++++ SOURCE PASSAGE

Gorges's son was Robert Gorges, Governor-General of New England from 1623 to 1624. But Robert Gorges was seen with some suspicion by American colonists, who were sceptical of Gorges' almost feudal idea of governance and settlement, and ultimately Gorges returned to England. In the 1630s Ferdinando Gorges attempted to revive the moribund claims of the Plymouth Company. In concert with colonists banished from the Massachusetts Bay Colony, he formally questioned the issuance of its royal charter in 1632, and forwarded complaints and charges made by the disaffected colonists to the Privy Council of Charles I. His efforts were ultimately unsuccessful.

Marriages and children
He married four times:
Firstly in 1589 at St. Margaret's, Westminster to Ann Bell (d. 1620), a daughter of Edward Bell of Writtle, Essex, by whom he  had two sons and two daughters:
John Gorges;
Robert Gorges;
Ellen Gorges;
Honoria Gorges, who died young. 
Secondly in 1621, he married Mary Fulford, 3rd daughter of Sir Thomas Fulford (1553–1610) of Great Fulford in Devon, and widow of Thomas Achims (alias Asham) of Hall, in Cornwall. 
Thirdly in 1627, at Ladock in Cornwall, to Elizabeth Gorges (d. 1629), who died a few weeks after the marriage, a daughter of Tristam Gorges of St. Budeaux (a direct descendant in the male line of the Norman Gorges family) and widow firstly of Edward Courteney (d.1622) of Landrake and of Trethurffe, Ladock, both in Cornwall (descended from the Courtenay Earls of Devon), and secondly of William Bligh.
Fourthly, at Wraxall in 1629, to Elizabeth Gorges, Lady Smyth, widow of Sir Hugh Smyth of Ashton Court (near Wraxall) and daughter of Sir Thomas Gorges and Helena, Marchioness of Northampton.

Death and succession
Sir Ferdinando Gorges died on 24 May 1647, at his wife's home in Long Ashton (then known as Ashton-Phillips), and is buried in the Smyth crypt, All Saint's Church, Long Ashton, without markings due to the circumstances of the time. His eldest son, John, inherited his Province of Maine, of which Robert, his younger son, had been for such a short time Governor. In May 1677 his grandson Ferdinando Gorges finally sold all his rights to Maine for £1,250, to the state of Massachusetts.

++++++++
++++ DATA PROVIDED

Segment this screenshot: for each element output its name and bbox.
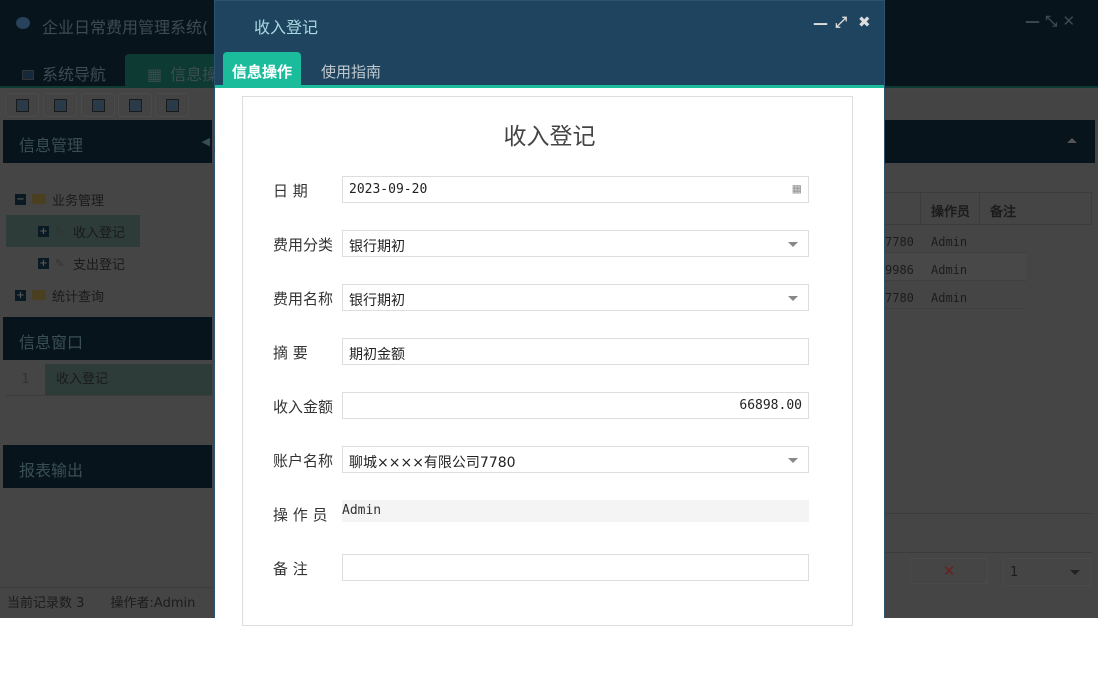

++++++++

◆ **WHAT IS BEING ASKED**
Using the Ferdinando Gorges passage, please explain in one to three sentences why his burial place in the Smyth crypt has no markings.

◆ **ANSWER TO THE PROBLEM**
He was buried in the Smyth crypt at All Saint's Church, Long Ashton, without markings because of the circumstances of the time.